:: JOB ::
Write the next part of the passage on Indian martial arts, starting after its final sentence. The data placed below it has no part in this.

:: SUPPLIED TEXT ::
Saturday, March 8, 2008

INDIAN MARTIAL ART

Antiquity (pre-Gupta)

The Indian epics contain accounts of combat, describing warriors such as Bhima. The Mahabharata describes a prolonged battle between Arjuna and Karna using bows, swords, trees and rocks, and fists.[2] Another unarmed battle in the Mahabharata describes two fighters boxing with clenched fists and fighting with kicks, finger strikes, knee strikes and headbutts.[3] Other boxing fights are also described in Mahabharata and Ramayana.[4]

Stories describing Krishna report that he sometimes engaged in wrestling matches where he used knee strikes to the chest, punches to the head, hair pulling, and strangleholds.[5] Based on such accounts, Svinth (2002) traces press ups and squats used by Indian wrestlers to the pre-classical era.[5]

Many authorities contend that the 4th century B.C. conquest of India by Alexander the Great laid the foundation of Indian martial arts by dispersing pankration techniques throughout the subcontinent.[6][7] Notable figures, such as Tatsuo Suzuki, Hirokazu Kanazawa, and Masutasu Oyama have pointed out the influence of Pankration on Indian martial arts.[8]

Around the 3rd century BC, Patanjali wrote the Yoga Sutras, which taught how to meditate single-mindedly on points located inside one's body, which was used in later martial arts, while various mudra finger movements were taught in Yogacara Buddhism. These Yoga elements, as well as finger movements in the nata dances, were later incorporated into various martial arts.[5]

The word "kalari" is mentioned in Sangam literature from the 2nd century BC. The Akananuru and Purananuru describe the martial arts of ancient Tamilakkam, including forms of one-to-one combat, and the use of spears, swords, shields, bows and silambam. The word "kalari" appears in the Puram [9] and Akam [10] to describe to both a battlefield and combat arena.

:: LISTED RECORDS ::
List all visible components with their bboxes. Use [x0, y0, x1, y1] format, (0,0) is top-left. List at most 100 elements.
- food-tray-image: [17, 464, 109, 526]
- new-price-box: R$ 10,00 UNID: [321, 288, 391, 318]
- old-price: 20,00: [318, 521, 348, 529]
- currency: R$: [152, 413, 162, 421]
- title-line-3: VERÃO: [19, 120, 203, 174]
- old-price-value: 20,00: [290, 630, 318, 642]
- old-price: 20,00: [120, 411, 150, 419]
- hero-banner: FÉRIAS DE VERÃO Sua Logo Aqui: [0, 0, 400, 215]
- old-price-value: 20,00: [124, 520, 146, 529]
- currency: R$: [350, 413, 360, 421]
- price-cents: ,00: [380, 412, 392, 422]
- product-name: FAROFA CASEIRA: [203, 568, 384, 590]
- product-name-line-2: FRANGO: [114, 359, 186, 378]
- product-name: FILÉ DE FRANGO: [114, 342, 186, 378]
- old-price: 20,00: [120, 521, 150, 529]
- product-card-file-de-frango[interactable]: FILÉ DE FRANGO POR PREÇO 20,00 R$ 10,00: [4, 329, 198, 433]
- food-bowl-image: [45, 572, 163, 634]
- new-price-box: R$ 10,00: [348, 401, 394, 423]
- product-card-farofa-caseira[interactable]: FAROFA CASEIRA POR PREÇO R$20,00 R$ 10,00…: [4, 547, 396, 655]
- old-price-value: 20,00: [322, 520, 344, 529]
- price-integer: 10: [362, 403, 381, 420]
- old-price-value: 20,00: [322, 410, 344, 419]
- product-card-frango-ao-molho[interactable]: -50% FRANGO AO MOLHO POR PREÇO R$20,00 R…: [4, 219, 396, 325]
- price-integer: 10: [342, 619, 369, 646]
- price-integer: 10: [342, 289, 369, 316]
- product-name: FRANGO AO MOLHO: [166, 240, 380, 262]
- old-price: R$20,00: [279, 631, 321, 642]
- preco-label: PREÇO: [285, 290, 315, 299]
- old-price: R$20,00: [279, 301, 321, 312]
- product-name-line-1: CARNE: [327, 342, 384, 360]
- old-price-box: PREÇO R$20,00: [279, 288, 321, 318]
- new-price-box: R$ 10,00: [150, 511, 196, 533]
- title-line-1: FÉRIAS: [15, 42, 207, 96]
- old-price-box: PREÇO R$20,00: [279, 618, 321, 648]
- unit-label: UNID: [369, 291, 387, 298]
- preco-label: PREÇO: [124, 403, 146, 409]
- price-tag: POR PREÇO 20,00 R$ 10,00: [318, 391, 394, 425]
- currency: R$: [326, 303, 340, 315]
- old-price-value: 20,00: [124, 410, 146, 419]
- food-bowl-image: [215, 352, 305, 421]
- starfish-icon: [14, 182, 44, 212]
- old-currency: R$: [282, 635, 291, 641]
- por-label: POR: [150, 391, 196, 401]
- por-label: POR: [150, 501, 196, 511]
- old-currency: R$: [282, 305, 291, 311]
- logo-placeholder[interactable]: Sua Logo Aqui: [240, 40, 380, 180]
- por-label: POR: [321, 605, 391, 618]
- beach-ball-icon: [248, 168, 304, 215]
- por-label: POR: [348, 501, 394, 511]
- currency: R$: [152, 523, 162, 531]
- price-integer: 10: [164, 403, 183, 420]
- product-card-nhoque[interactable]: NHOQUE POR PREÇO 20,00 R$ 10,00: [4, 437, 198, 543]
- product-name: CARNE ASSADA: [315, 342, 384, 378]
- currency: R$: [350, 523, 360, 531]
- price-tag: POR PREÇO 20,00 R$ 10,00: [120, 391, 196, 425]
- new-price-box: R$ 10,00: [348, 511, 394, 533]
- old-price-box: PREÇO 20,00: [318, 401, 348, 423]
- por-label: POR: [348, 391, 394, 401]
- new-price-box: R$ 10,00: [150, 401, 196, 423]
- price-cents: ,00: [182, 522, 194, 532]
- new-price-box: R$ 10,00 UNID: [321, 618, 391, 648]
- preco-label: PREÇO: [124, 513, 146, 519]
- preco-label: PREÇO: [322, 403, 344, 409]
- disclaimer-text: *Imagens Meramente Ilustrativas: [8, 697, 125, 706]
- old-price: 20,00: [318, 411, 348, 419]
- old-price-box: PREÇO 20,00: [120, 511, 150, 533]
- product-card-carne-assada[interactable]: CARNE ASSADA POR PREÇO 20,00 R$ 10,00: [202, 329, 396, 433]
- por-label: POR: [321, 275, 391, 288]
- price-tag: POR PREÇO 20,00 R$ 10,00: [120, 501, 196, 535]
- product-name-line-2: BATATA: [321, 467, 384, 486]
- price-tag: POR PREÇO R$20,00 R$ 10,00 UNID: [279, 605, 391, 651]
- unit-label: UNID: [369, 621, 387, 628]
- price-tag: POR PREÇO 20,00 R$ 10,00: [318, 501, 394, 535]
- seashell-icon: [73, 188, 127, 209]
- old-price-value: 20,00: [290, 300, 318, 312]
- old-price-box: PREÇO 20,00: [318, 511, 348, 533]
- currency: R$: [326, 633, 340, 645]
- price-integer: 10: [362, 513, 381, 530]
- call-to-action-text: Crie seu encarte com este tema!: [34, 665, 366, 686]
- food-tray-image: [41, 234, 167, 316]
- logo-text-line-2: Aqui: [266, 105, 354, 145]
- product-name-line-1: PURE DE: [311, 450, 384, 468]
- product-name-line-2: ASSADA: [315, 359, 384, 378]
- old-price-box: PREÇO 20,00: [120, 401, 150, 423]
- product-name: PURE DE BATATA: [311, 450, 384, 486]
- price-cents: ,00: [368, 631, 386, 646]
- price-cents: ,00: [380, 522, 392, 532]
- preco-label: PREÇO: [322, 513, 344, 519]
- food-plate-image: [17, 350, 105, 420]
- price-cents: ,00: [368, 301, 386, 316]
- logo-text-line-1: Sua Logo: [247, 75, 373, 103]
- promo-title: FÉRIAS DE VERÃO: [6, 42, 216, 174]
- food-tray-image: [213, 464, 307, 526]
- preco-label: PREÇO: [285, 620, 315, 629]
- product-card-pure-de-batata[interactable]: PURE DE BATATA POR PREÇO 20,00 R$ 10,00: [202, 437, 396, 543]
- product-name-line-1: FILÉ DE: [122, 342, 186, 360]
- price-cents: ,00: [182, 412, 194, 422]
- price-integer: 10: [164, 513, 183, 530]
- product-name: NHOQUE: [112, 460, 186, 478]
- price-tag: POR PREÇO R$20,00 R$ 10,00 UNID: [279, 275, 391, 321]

:: EXERCISE RESPONSE ::
The references to "Silappadikkaram" in Sangam literature dating back to the 2nd century refer to the sale of Silamabam staves, swords, pearls and armor to foreign traders. The silambam staff was one of the martial art weapons, which was in great demand with the visitors.[11][12]

References to martial arts are found in early Buddhist texts. The Lotus Sutra (ca. 1st century AD) refers to a boxing art while speaking to Manjusri.[13] The Lotus Sutra also categorized combat techniques as joint locks, fist strikes, grapples, and throws,[14][unreliable source?] and also referred to a martial art with dance-like movements called Nara.[15][unreliable source?] Another early Buddhist sutra Hongyo-kyo describes a "strength contest" between Gautama Buddha's half-brother Prince Nanda and his cousin Devadatta.[13] Other stories suggest that Siddhartha Gautama was a champion of martial arts and archery before becoming the Buddha.[5]

The Vishnu Purana text describes Dhanur Veda as one of the traditional eighteen branches of knowledge.[2]

[edit] Classical period (3rd to 9th centuries)

Like other branches of Sanskrit literature, treatises on martial arts become more systematic in the course of the 1st millennium AD.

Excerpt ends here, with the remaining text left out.